Problem:
Provide an exact reproduction of every entry.

Records to use:
+===+
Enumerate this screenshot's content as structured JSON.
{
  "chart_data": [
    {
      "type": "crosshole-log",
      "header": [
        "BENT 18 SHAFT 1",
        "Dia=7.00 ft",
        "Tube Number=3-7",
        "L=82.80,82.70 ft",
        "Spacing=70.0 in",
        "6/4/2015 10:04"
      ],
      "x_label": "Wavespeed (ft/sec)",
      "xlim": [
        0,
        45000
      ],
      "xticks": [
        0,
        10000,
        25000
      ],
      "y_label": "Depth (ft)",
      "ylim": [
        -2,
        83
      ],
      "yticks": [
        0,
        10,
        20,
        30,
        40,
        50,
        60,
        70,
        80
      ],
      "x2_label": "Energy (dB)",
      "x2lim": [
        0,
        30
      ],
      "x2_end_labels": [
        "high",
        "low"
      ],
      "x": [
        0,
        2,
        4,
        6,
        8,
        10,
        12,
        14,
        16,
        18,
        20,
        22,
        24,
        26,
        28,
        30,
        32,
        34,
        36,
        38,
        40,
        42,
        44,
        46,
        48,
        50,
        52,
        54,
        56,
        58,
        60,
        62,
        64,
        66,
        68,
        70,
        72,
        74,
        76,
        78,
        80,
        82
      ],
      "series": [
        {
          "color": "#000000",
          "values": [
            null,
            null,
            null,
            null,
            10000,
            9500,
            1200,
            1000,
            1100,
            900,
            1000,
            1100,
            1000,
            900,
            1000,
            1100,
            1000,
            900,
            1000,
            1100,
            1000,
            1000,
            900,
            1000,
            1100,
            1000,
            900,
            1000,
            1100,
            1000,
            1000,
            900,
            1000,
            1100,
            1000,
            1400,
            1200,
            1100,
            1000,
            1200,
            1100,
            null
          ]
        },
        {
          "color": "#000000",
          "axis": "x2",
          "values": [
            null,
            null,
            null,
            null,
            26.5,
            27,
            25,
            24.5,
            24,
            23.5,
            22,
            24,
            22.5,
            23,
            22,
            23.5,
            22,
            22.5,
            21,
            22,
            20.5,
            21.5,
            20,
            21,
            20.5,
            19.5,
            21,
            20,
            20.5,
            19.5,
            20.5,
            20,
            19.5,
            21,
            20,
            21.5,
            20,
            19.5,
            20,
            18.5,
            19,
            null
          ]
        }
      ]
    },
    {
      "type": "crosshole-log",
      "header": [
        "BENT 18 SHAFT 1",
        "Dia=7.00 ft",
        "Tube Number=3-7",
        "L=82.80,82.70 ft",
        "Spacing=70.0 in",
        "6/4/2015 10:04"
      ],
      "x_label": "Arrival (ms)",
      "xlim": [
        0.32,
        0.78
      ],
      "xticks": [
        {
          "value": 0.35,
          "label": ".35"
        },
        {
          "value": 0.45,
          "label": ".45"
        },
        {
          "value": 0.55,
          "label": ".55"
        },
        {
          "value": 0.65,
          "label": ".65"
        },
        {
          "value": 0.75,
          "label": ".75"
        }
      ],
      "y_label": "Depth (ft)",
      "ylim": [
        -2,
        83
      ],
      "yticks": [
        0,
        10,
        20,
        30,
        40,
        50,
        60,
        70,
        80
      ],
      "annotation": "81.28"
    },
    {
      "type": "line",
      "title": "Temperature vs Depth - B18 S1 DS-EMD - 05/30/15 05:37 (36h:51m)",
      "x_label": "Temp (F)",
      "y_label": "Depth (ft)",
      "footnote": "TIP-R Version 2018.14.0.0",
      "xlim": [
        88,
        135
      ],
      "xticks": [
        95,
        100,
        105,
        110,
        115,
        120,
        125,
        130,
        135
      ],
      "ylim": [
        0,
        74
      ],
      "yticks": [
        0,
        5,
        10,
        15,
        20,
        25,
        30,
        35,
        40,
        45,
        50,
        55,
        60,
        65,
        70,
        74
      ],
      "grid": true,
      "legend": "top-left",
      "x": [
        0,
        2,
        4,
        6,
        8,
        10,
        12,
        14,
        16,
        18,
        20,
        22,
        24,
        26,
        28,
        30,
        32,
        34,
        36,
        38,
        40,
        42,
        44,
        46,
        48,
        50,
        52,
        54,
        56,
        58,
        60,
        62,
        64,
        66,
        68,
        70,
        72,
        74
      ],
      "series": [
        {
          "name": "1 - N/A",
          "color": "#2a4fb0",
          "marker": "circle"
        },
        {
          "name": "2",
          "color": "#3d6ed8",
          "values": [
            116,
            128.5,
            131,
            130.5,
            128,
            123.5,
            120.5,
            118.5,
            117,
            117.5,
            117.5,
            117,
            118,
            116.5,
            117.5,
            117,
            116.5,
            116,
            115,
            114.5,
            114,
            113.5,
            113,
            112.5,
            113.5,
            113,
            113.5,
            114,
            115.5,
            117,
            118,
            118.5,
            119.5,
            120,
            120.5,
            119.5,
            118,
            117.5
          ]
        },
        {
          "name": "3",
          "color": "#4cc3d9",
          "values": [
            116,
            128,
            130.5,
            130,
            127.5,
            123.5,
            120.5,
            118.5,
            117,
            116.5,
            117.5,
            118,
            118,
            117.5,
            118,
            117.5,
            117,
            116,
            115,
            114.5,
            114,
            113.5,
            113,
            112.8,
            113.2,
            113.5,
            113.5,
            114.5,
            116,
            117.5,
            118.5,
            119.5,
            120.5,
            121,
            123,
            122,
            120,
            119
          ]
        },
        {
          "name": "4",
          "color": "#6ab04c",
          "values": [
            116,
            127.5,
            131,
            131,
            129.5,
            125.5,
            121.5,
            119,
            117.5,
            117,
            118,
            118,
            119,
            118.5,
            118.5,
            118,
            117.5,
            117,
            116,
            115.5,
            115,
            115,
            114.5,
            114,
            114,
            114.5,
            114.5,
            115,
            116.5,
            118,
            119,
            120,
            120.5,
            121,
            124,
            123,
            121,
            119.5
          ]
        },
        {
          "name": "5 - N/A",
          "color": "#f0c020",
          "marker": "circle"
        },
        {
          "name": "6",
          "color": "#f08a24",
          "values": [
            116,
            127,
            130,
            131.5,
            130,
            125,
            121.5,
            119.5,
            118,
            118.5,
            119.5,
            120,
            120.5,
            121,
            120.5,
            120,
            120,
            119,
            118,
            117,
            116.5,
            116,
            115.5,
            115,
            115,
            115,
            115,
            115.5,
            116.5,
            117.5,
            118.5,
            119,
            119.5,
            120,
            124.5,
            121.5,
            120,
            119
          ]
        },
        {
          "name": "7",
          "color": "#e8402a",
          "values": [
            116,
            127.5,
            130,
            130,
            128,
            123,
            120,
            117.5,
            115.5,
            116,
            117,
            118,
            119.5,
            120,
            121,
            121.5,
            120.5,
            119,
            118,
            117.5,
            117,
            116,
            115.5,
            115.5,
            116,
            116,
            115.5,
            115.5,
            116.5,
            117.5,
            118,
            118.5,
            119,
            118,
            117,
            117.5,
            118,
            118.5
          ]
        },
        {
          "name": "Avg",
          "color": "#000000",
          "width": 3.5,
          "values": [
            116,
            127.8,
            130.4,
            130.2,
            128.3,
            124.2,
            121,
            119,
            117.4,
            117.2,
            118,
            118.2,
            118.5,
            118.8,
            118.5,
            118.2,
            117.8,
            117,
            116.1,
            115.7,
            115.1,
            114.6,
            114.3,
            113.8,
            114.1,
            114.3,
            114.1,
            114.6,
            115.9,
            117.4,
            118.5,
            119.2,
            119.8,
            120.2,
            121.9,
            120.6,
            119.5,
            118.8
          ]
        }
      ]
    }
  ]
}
+===+
Complete output:
Enumerate this screenshot's content as structured JSON.
{
  "chart_data": [
    {
      "type": "crosshole-log",
      "header": [
        "BENT 18 SHAFT 1",
        "Dia=7.00 ft",
        "Tube Number=3-7",
        "L=82.80,82.70 ft",
        "Spacing=70.0 in",
        "6/4/2015 10:04"
      ],
      "x_label": "Wavespeed (ft/sec)",
      "xlim": [
        0,
        45000
      ],
      "xticks": [
        0,
        10000,
        25000
      ],
      "y_label": "Depth (ft)",
      "ylim": [
        -2,
        83
      ],
      "yticks": [
        0,
        10,
        20,
        30,
        40,
        50,
        60,
        70,
        80
      ],
      "x2_label": "Energy (dB)",
      "x2lim": [
        0,
        30
      ],
      "x2_end_labels": [
        "high",
        "low"
      ],
      "x": [
        0,
        2,
        4,
        6,
        8,
        10,
        12,
        14,
        16,
        18,
        20,
        22,
        24,
        26,
        28,
        30,
        32,
        34,
        36,
        38,
        40,
        42,
        44,
        46,
        48,
        50,
        52,
        54,
        56,
        58,
        60,
        62,
        64,
        66,
        68,
        70,
        72,
        74,
        76,
        78,
        80,
        82
      ],
      "series": [
        {
          "color": "#000000",
          "values": [
            null,
            null,
            null,
            null,
            10000,
            9500,
            1200,
            1000,
            1100,
            900,
            1000,
            1100,
            1000,
            900,
            1000,
            1100,
            1000,
            900,
            1000,
            1100,
            1000,
            1000,
            900,
            1000,
            1100,
            1000,
            900,
            1000,
            1100,
            1000,
            1000,
            900,
            1000,
            1100,
            1000,
            1400,
            1200,
            1100,
            1000,
            1200,
            1100,
            null
          ]
        },
        {
          "color": "#000000",
          "axis": "x2",
          "values": [
            null,
            null,
            null,
            null,
            26.5,
            27,
            25,
            24.5,
            24,
            23.5,
            22,
            24,
            22.5,
            23,
            22,
            23.5,
            22,
            22.5,
            21,
            22,
            20.5,
            21.5,
            20,
            21,
            20.5,
            19.5,
            21,
            20,
            20.5,
            19.5,
            20.5,
            20,
            19.5,
            21,
            20,
            21.5,
            20,
            19.5,
            20,
            18.5,
            19,
            null
          ]
        }
      ]
    },
    {
      "type": "crosshole-log",
      "header": [
        "BENT 18 SHAFT 1",
        "Dia=7.00 ft",
        "Tube Number=3-7",
        "L=82.80,82.70 ft",
        "Spacing=70.0 in",
        "6/4/2015 10:04"
      ],
      "x_label": "Arrival (ms)",
      "xlim": [
        0.32,
        0.78
      ],
      "xticks": [
        {
          "value": 0.35,
          "label": ".35"
        },
        {
          "value": 0.45,
          "label": ".45"
        },
        {
          "value": 0.55,
          "label": ".55"
        },
        {
          "value": 0.65,
          "label": ".65"
        },
        {
          "value": 0.75,
          "label": ".75"
        }
      ],
      "y_label": "Depth (ft)",
      "ylim": [
        -2,
        83
      ],
      "yticks": [
        0,
        10,
        20,
        30,
        40,
        50,
        60,
        70,
        80
      ],
      "annotation": "81.28"
    },
    {
      "type": "line",
      "title": "Temperature vs Depth - B18 S1 DS-EMD - 05/30/15 05:37 (36h:51m)",
      "x_label": "Temp (F)",
      "y_label": "Depth (ft)",
      "footnote": "TIP-R Version 2018.14.0.0",
      "xlim": [
        88,
        135
      ],
      "xticks": [
        95,
        100,
        105,
        110,
        115,
        120,
        125,
        130,
        135
      ],
      "ylim": [
        0,
        74
      ],
      "yticks": [
        0,
        5,
        10,
        15,
        20,
        25,
        30,
        35,
        40,
        45,
        50,
        55,
        60,
        65,
        70,
        74
      ],
      "grid": true,
      "legend": "top-left",
      "x": [
        0,
        2,
        4,
        6,
        8,
        10,
        12,
        14,
        16,
        18,
        20,
        22,
        24,
        26,
        28,
        30,
        32,
        34,
        36,
        38,
        40,
        42,
        44,
        46,
        48,
        50,
        52,
        54,
        56,
        58,
        60,
        62,
        64,
        66,
        68,
        70,
        72,
        74
      ],
      "series": [
        {
          "name": "1 - N/A",
          "color": "#2a4fb0",
          "marker": "circle"
        },
        {
          "name": "2",
          "color": "#3d6ed8",
          "values": [
            116,
            128.5,
            131,
            130.5,
            128,
            123.5,
            120.5,
            118.5,
            117,
            117.5,
            117.5,
            117,
            118,
            116.5,
            117.5,
            117,
            116.5,
            116,
            115,
            114.5,
            114,
            113.5,
            113,
            112.5,
            113.5,
            113,
            113.5,
            114,
            115.5,
            117,
            118,
            118.5,
            119.5,
            120,
            120.5,
            119.5,
            118,
            117.5
          ]
        },
        {
          "name": "3",
          "color": "#4cc3d9",
          "values": [
            116,
            128,
            130.5,
            130,
            127.5,
            123.5,
            120.5,
            118.5,
            117,
            116.5,
            117.5,
            118,
            118,
            117.5,
            118,
            117.5,
            117,
            116,
            115,
            114.5,
            114,
            113.5,
            113,
            112.8,
            113.2,
            113.5,
            113.5,
            114.5,
            116,
            117.5,
            118.5,
            119.5,
            120.5,
            121,
            123,
            122,
            120,
            119
          ]
        },
        {
          "name": "4",
          "color": "#6ab04c",
          "values": [
            116,
            127.5,
            131,
            131,
            129.5,
            125.5,
            121.5,
            119,
            117.5,
            117,
            118,
            118,
            119,
            118.5,
            118.5,
            118,
            117.5,
            117,
            116,
            115.5,
            115,
            115,
            114.5,
            114,
            114,
            114.5,
            114.5,
            115,
            116.5,
            118,
            119,
            120,
            120.5,
            121,
            124,
            123,
            121,
            119.5
          ]
        },
        {
          "name": "5 - N/A",
          "color": "#f0c020",
          "marker": "circle"
        },
        {
          "name": "6",
          "color": "#f08a24",
          "values": [
            116,
            127,
            130,
            131.5,
            130,
            125,
            121.5,
            119.5,
            118,
            118.5,
            119.5,
            120,
            120.5,
            121,
            120.5,
            120,
            120,
            119,
            118,
            117,
            116.5,
            116,
            115.5,
            115,
            115,
            115,
            115,
            115.5,
            116.5,
            117.5,
            118.5,
            119,
            119.5,
            120,
            124.5,
            121.5,
            120,
            119
          ]
        },
        {
          "name": "7",
          "color": "#e8402a",
          "values": [
            116,
            127.5,
            130,
            130,
            128,
            123,
            120,
            117.5,
            115.5,
            116,
            117,
            118,
            119.5,
            120,
            121,
            121.5,
            120.5,
            119,
            118,
            117.5,
            117,
            116,
            115.5,
            115.5,
            116,
            116,
            115.5,
            115.5,
            116.5,
            117.5,
            118,
            118.5,
            119,
            118,
            117,
            117.5,
            118,
            118.5
          ]
        },
        {
          "name": "Avg",
          "color": "#000000",
          "width": 3.5,
          "values": [
            116,
            127.8,
            130.4,
            130.2,
            128.3,
            124.2,
            121,
            119,
            117.4,
            117.2,
            118,
            118.2,
            118.5,
            118.8,
            118.5,
            118.2,
            117.8,
            117,
            116.1,
            115.7,
            115.1,
            114.6,
            114.3,
            113.8,
            114.1,
            114.3,
            114.1,
            114.6,
            115.9,
            117.4,
            118.5,
            119.2,
            119.8,
            120.2,
            121.9,
            120.6,
            119.5,
            118.8
          ]
        }
      ]
    }
  ]
}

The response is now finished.